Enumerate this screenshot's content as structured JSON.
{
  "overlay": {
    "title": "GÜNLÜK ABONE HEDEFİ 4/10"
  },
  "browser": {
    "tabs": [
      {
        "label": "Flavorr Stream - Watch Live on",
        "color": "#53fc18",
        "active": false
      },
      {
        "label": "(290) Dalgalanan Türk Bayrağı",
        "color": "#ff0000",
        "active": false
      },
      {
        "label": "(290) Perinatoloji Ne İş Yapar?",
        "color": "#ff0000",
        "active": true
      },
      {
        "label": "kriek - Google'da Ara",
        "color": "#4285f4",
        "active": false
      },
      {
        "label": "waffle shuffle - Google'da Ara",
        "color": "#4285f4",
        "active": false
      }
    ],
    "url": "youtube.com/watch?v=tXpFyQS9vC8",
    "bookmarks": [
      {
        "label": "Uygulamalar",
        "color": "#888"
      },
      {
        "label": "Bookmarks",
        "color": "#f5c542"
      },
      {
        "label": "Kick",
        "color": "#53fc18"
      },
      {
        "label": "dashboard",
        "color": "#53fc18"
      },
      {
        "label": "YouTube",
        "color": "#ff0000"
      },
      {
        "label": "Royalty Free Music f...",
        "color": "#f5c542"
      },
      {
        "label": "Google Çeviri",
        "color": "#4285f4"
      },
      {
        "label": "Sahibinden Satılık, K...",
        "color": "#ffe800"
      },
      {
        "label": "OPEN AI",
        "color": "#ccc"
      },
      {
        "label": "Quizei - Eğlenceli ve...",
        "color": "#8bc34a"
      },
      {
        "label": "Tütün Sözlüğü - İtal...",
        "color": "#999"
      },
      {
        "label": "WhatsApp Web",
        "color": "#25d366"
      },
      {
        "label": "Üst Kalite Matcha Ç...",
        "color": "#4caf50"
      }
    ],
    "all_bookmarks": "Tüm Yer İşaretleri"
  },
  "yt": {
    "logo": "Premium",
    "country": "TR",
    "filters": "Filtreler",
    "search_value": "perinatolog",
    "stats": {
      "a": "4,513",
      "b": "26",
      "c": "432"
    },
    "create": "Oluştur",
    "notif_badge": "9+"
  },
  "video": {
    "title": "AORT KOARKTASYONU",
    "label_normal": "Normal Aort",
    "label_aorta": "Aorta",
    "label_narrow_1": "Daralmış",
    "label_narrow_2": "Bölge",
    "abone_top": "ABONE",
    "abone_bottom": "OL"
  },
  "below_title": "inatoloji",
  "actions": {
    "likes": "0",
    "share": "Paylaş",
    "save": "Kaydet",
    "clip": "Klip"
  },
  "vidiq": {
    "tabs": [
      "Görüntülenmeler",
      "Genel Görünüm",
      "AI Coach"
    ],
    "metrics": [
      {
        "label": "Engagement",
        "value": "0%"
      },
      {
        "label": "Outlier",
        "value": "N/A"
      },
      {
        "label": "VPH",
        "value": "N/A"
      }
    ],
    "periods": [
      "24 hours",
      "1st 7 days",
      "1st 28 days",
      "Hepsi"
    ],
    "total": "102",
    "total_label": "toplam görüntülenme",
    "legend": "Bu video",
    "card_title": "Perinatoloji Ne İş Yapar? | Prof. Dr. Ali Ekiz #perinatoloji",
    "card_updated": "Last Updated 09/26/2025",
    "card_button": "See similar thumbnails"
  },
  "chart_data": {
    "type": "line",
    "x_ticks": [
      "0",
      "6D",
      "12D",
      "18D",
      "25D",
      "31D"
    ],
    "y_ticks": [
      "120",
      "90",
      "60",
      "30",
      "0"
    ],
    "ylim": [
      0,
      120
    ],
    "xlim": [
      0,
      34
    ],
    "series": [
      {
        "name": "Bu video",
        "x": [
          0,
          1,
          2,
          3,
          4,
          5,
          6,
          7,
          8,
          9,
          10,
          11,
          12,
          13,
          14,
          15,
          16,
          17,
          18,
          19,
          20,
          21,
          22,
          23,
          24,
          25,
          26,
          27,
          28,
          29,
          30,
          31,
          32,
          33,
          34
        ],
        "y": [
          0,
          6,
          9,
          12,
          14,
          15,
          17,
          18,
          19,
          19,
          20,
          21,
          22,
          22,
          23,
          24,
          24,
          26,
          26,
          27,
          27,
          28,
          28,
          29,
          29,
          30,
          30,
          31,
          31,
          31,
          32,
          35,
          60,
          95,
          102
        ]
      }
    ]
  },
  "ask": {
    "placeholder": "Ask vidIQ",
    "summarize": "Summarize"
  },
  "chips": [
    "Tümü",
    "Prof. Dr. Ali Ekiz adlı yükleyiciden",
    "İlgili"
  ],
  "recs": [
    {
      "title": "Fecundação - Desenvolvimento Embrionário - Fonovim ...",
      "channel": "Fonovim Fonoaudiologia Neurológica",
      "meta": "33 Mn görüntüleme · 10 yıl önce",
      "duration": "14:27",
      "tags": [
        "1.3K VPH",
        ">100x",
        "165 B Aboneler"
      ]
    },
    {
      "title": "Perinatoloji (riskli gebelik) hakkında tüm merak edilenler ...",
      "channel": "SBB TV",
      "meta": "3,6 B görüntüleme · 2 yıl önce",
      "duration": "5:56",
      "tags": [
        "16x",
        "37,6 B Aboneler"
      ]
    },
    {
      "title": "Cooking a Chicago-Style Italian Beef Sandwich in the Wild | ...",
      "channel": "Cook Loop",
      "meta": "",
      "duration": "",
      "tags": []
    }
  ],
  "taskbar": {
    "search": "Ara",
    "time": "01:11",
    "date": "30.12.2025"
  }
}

• [GIVEN PROBLEM]: Print out the whole listing exactly as it appears.

• [EXERCISE SOLUTION]:
Enumerate this screenshot's content as structured JSON.
{
  "overlay": {
    "title": "GÜNLÜK ABONE HEDEFİ 4/10"
  },
  "browser": {
    "tabs": [
      {
        "label": "Flavorr Stream - Watch Live on",
        "color": "#53fc18",
        "active": false
      },
      {
        "label": "(290) Dalgalanan Türk Bayrağı",
        "color": "#ff0000",
        "active": false
      },
      {
        "label": "(290) Perinatoloji Ne İş Yapar?",
        "color": "#ff0000",
        "active": true
      },
      {
        "label": "kriek - Google'da Ara",
        "color": "#4285f4",
        "active": false
      },
      {
        "label": "waffle shuffle - Google'da Ara",
        "color": "#4285f4",
        "active": false
      }
    ],
    "url": "youtube.com/watch?v=tXpFyQS9vC8",
    "bookmarks": [
      {
        "label": "Uygulamalar",
        "color": "#888"
      },
      {
        "label": "Bookmarks",
        "color": "#f5c542"
      },
      {
        "label": "Kick",
        "color": "#53fc18"
      },
      {
        "label": "dashboard",
        "color": "#53fc18"
      },
      {
        "label": "YouTube",
        "color": "#ff0000"
      },
      {
        "label": "Royalty Free Music f...",
        "color": "#f5c542"
      },
      {
        "label": "Google Çeviri",
        "color": "#4285f4"
      },
      {
        "label": "Sahibinden Satılık, K...",
        "color": "#ffe800"
      },
      {
        "label": "OPEN AI",
        "color": "#ccc"
      },
      {
        "label": "Quizei - Eğlenceli ve...",
        "color": "#8bc34a"
      },
      {
        "label": "Tütün Sözlüğü - İtal...",
        "color": "#999"
      },
      {
        "label": "WhatsApp Web",
        "color": "#25d366"
      },
      {
        "label": "Üst Kalite Matcha Ç...",
        "color": "#4caf50"
      }
    ],
    "all_bookmarks": "Tüm Yer İşaretleri"
  },
  "yt": {
    "logo": "Premium",
    "country": "TR",
    "filters": "Filtreler",
    "search_value": "perinatolog",
    "stats": {
      "a": "4,513",
      "b": "26",
      "c": "432"
    },
    "create": "Oluştur",
    "notif_badge": "9+"
  },
  "video": {
    "title": "AORT KOARKTASYONU",
    "label_normal": "Normal Aort",
    "label_aorta": "Aorta",
    "label_narrow_1": "Daralmış",
    "label_narrow_2": "Bölge",
    "abone_top": "ABONE",
    "abone_bottom": "OL"
  },
  "below_title": "inatoloji",
  "actions": {
    "likes": "0",
    "share": "Paylaş",
    "save": "Kaydet",
    "clip": "Klip"
  },
  "vidiq": {
    "tabs": [
      "Görüntülenmeler",
      "Genel Görünüm",
      "AI Coach"
    ],
    "metrics": [
      {
        "label": "Engagement",
        "value": "0%"
      },
      {
        "label": "Outlier",
        "value": "N/A"
      },
      {
        "label": "VPH",
        "value": "N/A"
      }
    ],
    "periods": [
      "24 hours",
      "1st 7 days",
      "1st 28 days",
      "Hepsi"
    ],
    "total": "102",
    "total_label": "toplam görüntülenme",
    "legend": "Bu video",
    "card_title": "Perinatoloji Ne İş Yapar? | Prof. Dr. Ali Ekiz #perinatoloji",
    "card_updated": "Last Updated 09/26/2025",
    "card_button": "See similar thumbnails"
  },
  "chart_data": {
    "type": "line",
    "x_ticks": [
      "0",
      "6D",
      "12D",
      "18D",
      "25D",
      "31D"
    ],
    "y_ticks": [
      "120",
      "90",
      "60",
      "30",
      "0"
    ],
    "ylim": [
      0,
      120
    ],
    "xlim": [
      0,
      34
    ],
    "series": [
      {
        "name": "Bu video",
        "x": [
          0,
          1,
          2,
          3,
          4,
          5,
          6,
          7,
          8,
          9,
          10,
          11,
          12,
          13,
          14,
          15,
          16,
          17,
          18,
          19,
          20,
          21,
          22,
          23,
          24,
          25,
          26,
          27,
          28,
          29,
          30,
          31,
          32,
          33,
          34
        ],
        "y": [
          0,
          6,
          9,
          12,
          14,
          15,
          17,
          18,
          19,
          19,
          20,
          21,
          22,
          22,
          23,
          24,
          24,
          26,
          26,
          27,
          27,
          28,
          28,
          29,
          29,
          30,
          30,
          31,
          31,
          31,
          32,
          35,
          60,
          95,
          102
        ]
      }
    ]
  },
  "ask": {
    "placeholder": "Ask vidIQ",
    "summarize": "Summarize"
  },
  "chips": [
    "Tümü",
    "Prof. Dr. Ali Ekiz adlı yükleyiciden",
    "İlgili"
  ],
  "recs": [
    {
      "title": "Fecundação - Desenvolvimento Embrionário - Fonovim ...",
      "channel": "Fonovim Fonoaudiologia Neurológica",
      "meta": "33 Mn görüntüleme · 10 yıl önce",
      "duration": "14:27",
      "tags": [
        "1.3K VPH",
        ">100x",
        "165 B Aboneler"
      ]
    },
    {
      "title": "Perinatoloji (riskli gebelik) hakkında tüm merak edilenler ...",
      "channel": "SBB TV",
      "meta": "3,6 B görüntüleme · 2 yıl önce",
      "duration": "5:56",
      "tags": [
        "16x",
        "37,6 B Aboneler"
      ]
    },
    {
      "title": "Cooking a Chicago-Style Italian Beef Sandwich in the Wild | ...",
      "channel": "Cook Loop",
      "meta": "",
      "duration": "",
      "tags": []
    }
  ],
  "taskbar": {
    "search": "Ara",
    "time": "01:11",
    "date": "30.12.2025"
  }
}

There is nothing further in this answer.